* **Short problem**
Select each line where the word "ylabel" appears.

* **Chart and figure data**
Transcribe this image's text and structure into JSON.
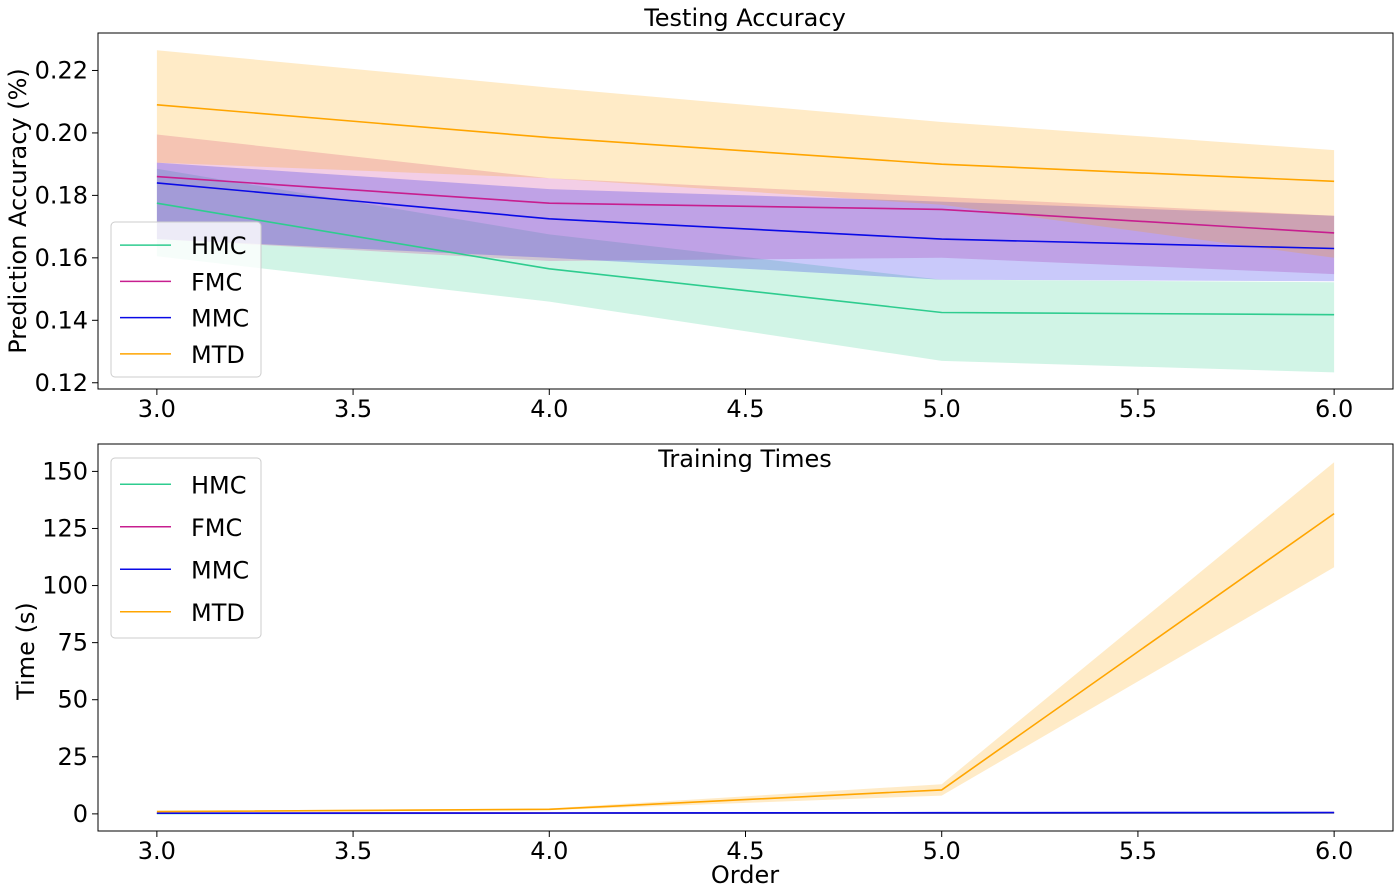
{
  "chart_data": [
    {
      "type": "line",
      "title": "Testing Accuracy",
      "xlabel": "",
      "ylabel": "Prediction Accuracy (%)",
      "x": [
        3.0,
        4.0,
        5.0,
        6.0
      ],
      "xlim": [
        2.85,
        6.15
      ],
      "ylim": [
        0.118,
        0.232
      ],
      "xticks": [
        3.0,
        3.5,
        4.0,
        4.5,
        5.0,
        5.5,
        6.0
      ],
      "xtick_labels": [
        "3.0",
        "3.5",
        "4.0",
        "4.5",
        "5.0",
        "5.5",
        "6.0"
      ],
      "yticks": [
        0.12,
        0.14,
        0.16,
        0.18,
        0.2,
        0.22
      ],
      "ytick_labels": [
        "0.12",
        "0.14",
        "0.16",
        "0.18",
        "0.20",
        "0.22"
      ],
      "legend_position": "lower-left",
      "grid": false,
      "series": [
        {
          "name": "HMC",
          "color": "#2ecc8f",
          "values": [
            0.1775,
            0.1565,
            0.1425,
            0.1418
          ],
          "lower": [
            0.1605,
            0.146,
            0.127,
            0.1233
          ],
          "upper": [
            0.1885,
            0.1675,
            0.153,
            0.1522
          ]
        },
        {
          "name": "FMC",
          "color": "#c71e8f",
          "values": [
            0.186,
            0.1775,
            0.1755,
            0.168
          ],
          "lower": [
            0.166,
            0.159,
            0.16,
            0.1548
          ],
          "upper": [
            0.1995,
            0.1855,
            0.1795,
            0.1735
          ]
        },
        {
          "name": "MMC",
          "color": "#0a0ae6",
          "values": [
            0.184,
            0.1725,
            0.166,
            0.163
          ],
          "lower": [
            0.166,
            0.16,
            0.153,
            0.1525
          ],
          "upper": [
            0.1905,
            0.182,
            0.178,
            0.1735
          ]
        },
        {
          "name": "MTD",
          "color": "#ffa500",
          "values": [
            0.209,
            0.1985,
            0.19,
            0.1845
          ],
          "lower": [
            0.1905,
            0.1855,
            0.177,
            0.16
          ],
          "upper": [
            0.2265,
            0.2145,
            0.2035,
            0.1945
          ]
        }
      ]
    },
    {
      "type": "line",
      "title": "Training Times",
      "xlabel": "Order",
      "ylabel": "Time (s)",
      "x": [
        3.0,
        4.0,
        5.0,
        6.0
      ],
      "xlim": [
        2.85,
        6.15
      ],
      "ylim": [
        -7.5,
        162
      ],
      "xticks": [
        3.0,
        3.5,
        4.0,
        4.5,
        5.0,
        5.5,
        6.0
      ],
      "xtick_labels": [
        "3.0",
        "3.5",
        "4.0",
        "4.5",
        "5.0",
        "5.5",
        "6.0"
      ],
      "yticks": [
        0,
        25,
        50,
        75,
        100,
        125,
        150
      ],
      "ytick_labels": [
        "0",
        "25",
        "50",
        "75",
        "100",
        "125",
        "150"
      ],
      "legend_position": "upper-left",
      "grid": false,
      "series": [
        {
          "name": "HMC",
          "color": "#2ecc8f",
          "values": [
            0.2,
            0.3,
            0.3,
            0.4
          ],
          "lower": [
            0.1,
            0.2,
            0.2,
            0.3
          ],
          "upper": [
            0.3,
            0.4,
            0.4,
            0.5
          ]
        },
        {
          "name": "FMC",
          "color": "#c71e8f",
          "values": [
            0.3,
            0.4,
            0.4,
            0.5
          ],
          "lower": [
            0.2,
            0.3,
            0.3,
            0.4
          ],
          "upper": [
            0.4,
            0.5,
            0.5,
            0.6
          ]
        },
        {
          "name": "MMC",
          "color": "#0a0ae6",
          "values": [
            0.3,
            0.4,
            0.5,
            0.6
          ],
          "lower": [
            0.2,
            0.3,
            0.4,
            0.5
          ],
          "upper": [
            0.4,
            0.5,
            0.6,
            0.7
          ]
        },
        {
          "name": "MTD",
          "color": "#ffa500",
          "values": [
            1.0,
            2.0,
            10.5,
            131.5
          ],
          "lower": [
            0.7,
            1.6,
            8.0,
            108.0
          ],
          "upper": [
            1.3,
            2.4,
            13.0,
            154.0
          ]
        }
      ]
    }
  ]
}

* **Task answer**
      "ylabel": "Prediction Accuracy (%)",
      "ylabel": "Time (s)",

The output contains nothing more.